(Records from a data source)
++++++++++

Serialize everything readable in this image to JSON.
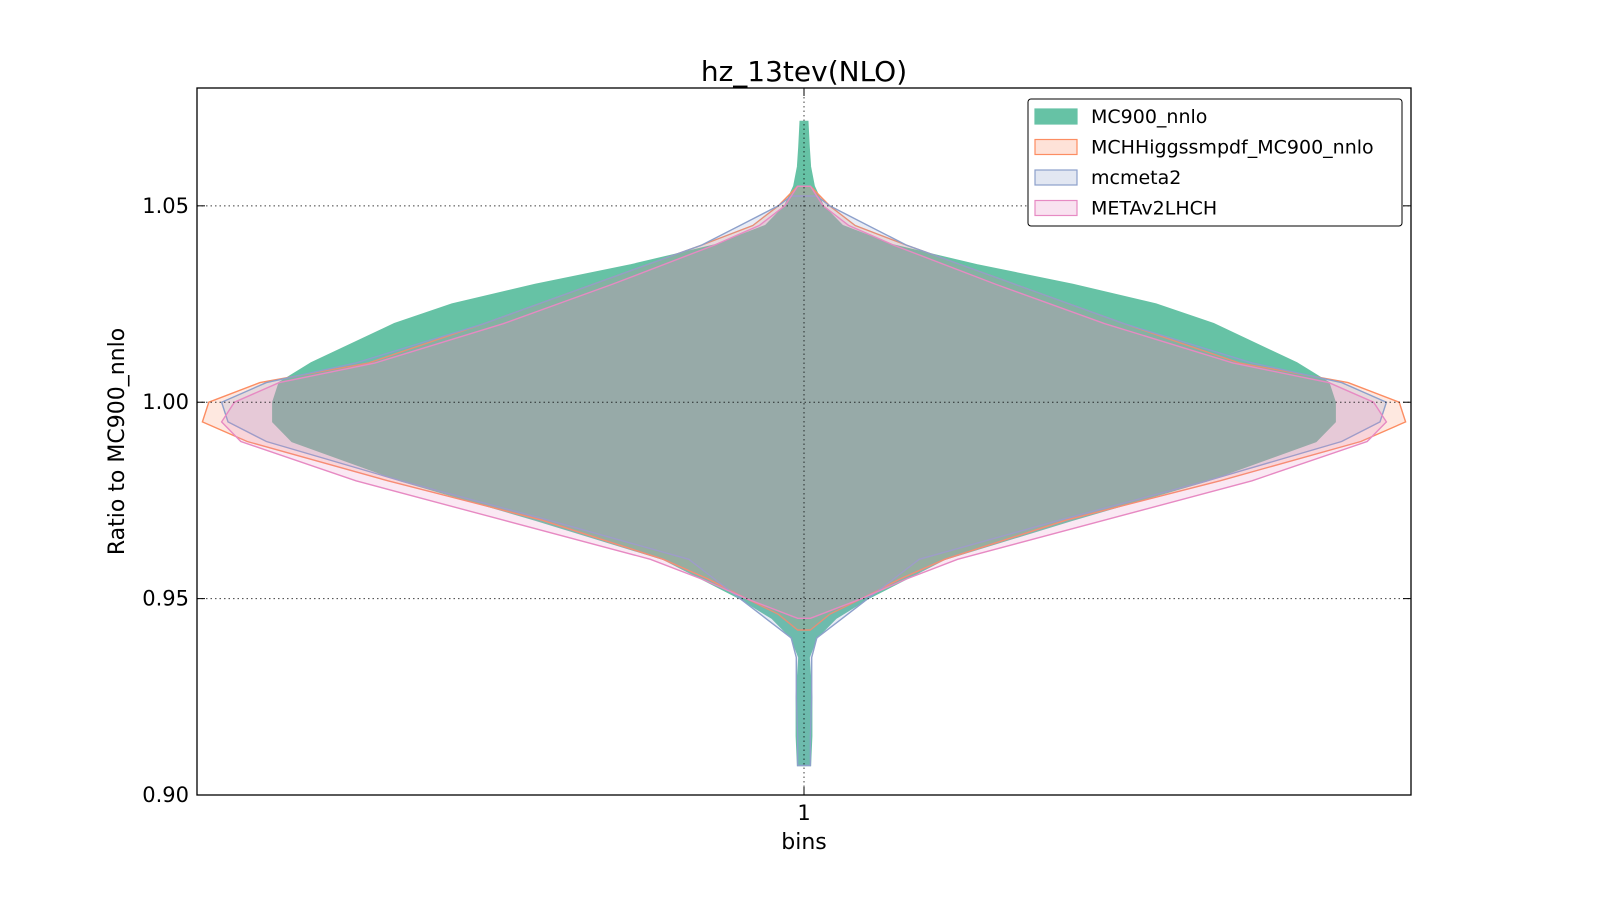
{
  "chart_data": {
    "type": "violin",
    "title": "hz_13tev(NLO)",
    "xlabel": "bins",
    "ylabel": "Ratio to MC900_nnlo",
    "categories": [
      "1"
    ],
    "ylim": [
      0.9,
      1.08
    ],
    "yticks": [
      "0.90",
      "0.95",
      "1.00",
      "1.05"
    ],
    "grid": true,
    "legend_position": "upper right",
    "series": [
      {
        "name": "MC900_nnlo",
        "color": "#66c2a5",
        "profile": [
          [
            0.9075,
            0.01
          ],
          [
            0.915,
            0.012
          ],
          [
            0.925,
            0.012
          ],
          [
            0.935,
            0.008
          ],
          [
            0.94,
            0.02
          ],
          [
            0.945,
            0.05
          ],
          [
            0.95,
            0.1
          ],
          [
            0.96,
            0.22
          ],
          [
            0.97,
            0.42
          ],
          [
            0.98,
            0.63
          ],
          [
            0.99,
            0.8
          ],
          [
            0.995,
            0.83
          ],
          [
            1.0,
            0.83
          ],
          [
            1.005,
            0.82
          ],
          [
            1.01,
            0.77
          ],
          [
            1.02,
            0.64
          ],
          [
            1.025,
            0.55
          ],
          [
            1.03,
            0.42
          ],
          [
            1.035,
            0.27
          ],
          [
            1.04,
            0.14
          ],
          [
            1.045,
            0.06
          ],
          [
            1.05,
            0.03
          ],
          [
            1.055,
            0.016
          ],
          [
            1.06,
            0.01
          ],
          [
            1.065,
            0.008
          ],
          [
            1.0715,
            0.006
          ]
        ]
      },
      {
        "name": "MCHHiggssmpdf_MC900_nnlo",
        "color": "#fc8d62",
        "profile": [
          [
            0.942,
            0.01
          ],
          [
            0.946,
            0.04
          ],
          [
            0.95,
            0.09
          ],
          [
            0.955,
            0.15
          ],
          [
            0.96,
            0.22
          ],
          [
            0.97,
            0.41
          ],
          [
            0.98,
            0.65
          ],
          [
            0.99,
            0.87
          ],
          [
            0.995,
            0.94
          ],
          [
            1.0,
            0.93
          ],
          [
            1.005,
            0.85
          ],
          [
            1.01,
            0.68
          ],
          [
            1.02,
            0.5
          ],
          [
            1.03,
            0.33
          ],
          [
            1.04,
            0.16
          ],
          [
            1.045,
            0.08
          ],
          [
            1.05,
            0.04
          ],
          [
            1.055,
            0.01
          ]
        ]
      },
      {
        "name": "mcmeta2",
        "color": "#8da0cb",
        "profile": [
          [
            0.9075,
            0.01
          ],
          [
            0.915,
            0.01
          ],
          [
            0.925,
            0.012
          ],
          [
            0.935,
            0.012
          ],
          [
            0.94,
            0.02
          ],
          [
            0.945,
            0.06
          ],
          [
            0.95,
            0.1
          ],
          [
            0.955,
            0.14
          ],
          [
            0.96,
            0.18
          ],
          [
            0.97,
            0.4
          ],
          [
            0.98,
            0.63
          ],
          [
            0.99,
            0.84
          ],
          [
            0.995,
            0.9
          ],
          [
            1.0,
            0.91
          ],
          [
            1.005,
            0.84
          ],
          [
            1.01,
            0.7
          ],
          [
            1.015,
            0.6
          ],
          [
            1.02,
            0.5
          ],
          [
            1.03,
            0.33
          ],
          [
            1.04,
            0.16
          ],
          [
            1.045,
            0.1
          ],
          [
            1.05,
            0.04
          ],
          [
            1.0525,
            0.02
          ]
        ]
      },
      {
        "name": "METAv2LHCH",
        "color": "#e78ac3",
        "profile": [
          [
            0.945,
            0.01
          ],
          [
            0.95,
            0.09
          ],
          [
            0.955,
            0.16
          ],
          [
            0.96,
            0.24
          ],
          [
            0.97,
            0.47
          ],
          [
            0.98,
            0.7
          ],
          [
            0.99,
            0.88
          ],
          [
            0.995,
            0.91
          ],
          [
            1.0,
            0.89
          ],
          [
            1.005,
            0.82
          ],
          [
            1.01,
            0.67
          ],
          [
            1.02,
            0.47
          ],
          [
            1.03,
            0.3
          ],
          [
            1.04,
            0.14
          ],
          [
            1.045,
            0.07
          ],
          [
            1.05,
            0.03
          ],
          [
            1.055,
            0.01
          ]
        ]
      }
    ]
  }
}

++++++++++

Problem to work on: Reproduce the records verbatim, omitting all images they contain.

Full solution:
Serialize everything readable in this image to JSON.
{
  "chart_data": {
    "type": "violin",
    "title": "hz_13tev(NLO)",
    "xlabel": "bins",
    "ylabel": "Ratio to MC900_nnlo",
    "categories": [
      "1"
    ],
    "ylim": [
      0.9,
      1.08
    ],
    "yticks": [
      "0.90",
      "0.95",
      "1.00",
      "1.05"
    ],
    "grid": true,
    "legend_position": "upper right",
    "series": [
      {
        "name": "MC900_nnlo",
        "color": "#66c2a5",
        "profile": [
          [
            0.9075,
            0.01
          ],
          [
            0.915,
            0.012
          ],
          [
            0.925,
            0.012
          ],
          [
            0.935,
            0.008
          ],
          [
            0.94,
            0.02
          ],
          [
            0.945,
            0.05
          ],
          [
            0.95,
            0.1
          ],
          [
            0.96,
            0.22
          ],
          [
            0.97,
            0.42
          ],
          [
            0.98,
            0.63
          ],
          [
            0.99,
            0.8
          ],
          [
            0.995,
            0.83
          ],
          [
            1.0,
            0.83
          ],
          [
            1.005,
            0.82
          ],
          [
            1.01,
            0.77
          ],
          [
            1.02,
            0.64
          ],
          [
            1.025,
            0.55
          ],
          [
            1.03,
            0.42
          ],
          [
            1.035,
            0.27
          ],
          [
            1.04,
            0.14
          ],
          [
            1.045,
            0.06
          ],
          [
            1.05,
            0.03
          ],
          [
            1.055,
            0.016
          ],
          [
            1.06,
            0.01
          ],
          [
            1.065,
            0.008
          ],
          [
            1.0715,
            0.006
          ]
        ]
      },
      {
        "name": "MCHHiggssmpdf_MC900_nnlo",
        "color": "#fc8d62",
        "profile": [
          [
            0.942,
            0.01
          ],
          [
            0.946,
            0.04
          ],
          [
            0.95,
            0.09
          ],
          [
            0.955,
            0.15
          ],
          [
            0.96,
            0.22
          ],
          [
            0.97,
            0.41
          ],
          [
            0.98,
            0.65
          ],
          [
            0.99,
            0.87
          ],
          [
            0.995,
            0.94
          ],
          [
            1.0,
            0.93
          ],
          [
            1.005,
            0.85
          ],
          [
            1.01,
            0.68
          ],
          [
            1.02,
            0.5
          ],
          [
            1.03,
            0.33
          ],
          [
            1.04,
            0.16
          ],
          [
            1.045,
            0.08
          ],
          [
            1.05,
            0.04
          ],
          [
            1.055,
            0.01
          ]
        ]
      },
      {
        "name": "mcmeta2",
        "color": "#8da0cb",
        "profile": [
          [
            0.9075,
            0.01
          ],
          [
            0.915,
            0.01
          ],
          [
            0.925,
            0.012
          ],
          [
            0.935,
            0.012
          ],
          [
            0.94,
            0.02
          ],
          [
            0.945,
            0.06
          ],
          [
            0.95,
            0.1
          ],
          [
            0.955,
            0.14
          ],
          [
            0.96,
            0.18
          ],
          [
            0.97,
            0.4
          ],
          [
            0.98,
            0.63
          ],
          [
            0.99,
            0.84
          ],
          [
            0.995,
            0.9
          ],
          [
            1.0,
            0.91
          ],
          [
            1.005,
            0.84
          ],
          [
            1.01,
            0.7
          ],
          [
            1.015,
            0.6
          ],
          [
            1.02,
            0.5
          ],
          [
            1.03,
            0.33
          ],
          [
            1.04,
            0.16
          ],
          [
            1.045,
            0.1
          ],
          [
            1.05,
            0.04
          ],
          [
            1.0525,
            0.02
          ]
        ]
      },
      {
        "name": "METAv2LHCH",
        "color": "#e78ac3",
        "profile": [
          [
            0.945,
            0.01
          ],
          [
            0.95,
            0.09
          ],
          [
            0.955,
            0.16
          ],
          [
            0.96,
            0.24
          ],
          [
            0.97,
            0.47
          ],
          [
            0.98,
            0.7
          ],
          [
            0.99,
            0.88
          ],
          [
            0.995,
            0.91
          ],
          [
            1.0,
            0.89
          ],
          [
            1.005,
            0.82
          ],
          [
            1.01,
            0.67
          ],
          [
            1.02,
            0.47
          ],
          [
            1.03,
            0.3
          ],
          [
            1.04,
            0.14
          ],
          [
            1.045,
            0.07
          ],
          [
            1.05,
            0.03
          ],
          [
            1.055,
            0.01
          ]
        ]
      }
    ]
  }
}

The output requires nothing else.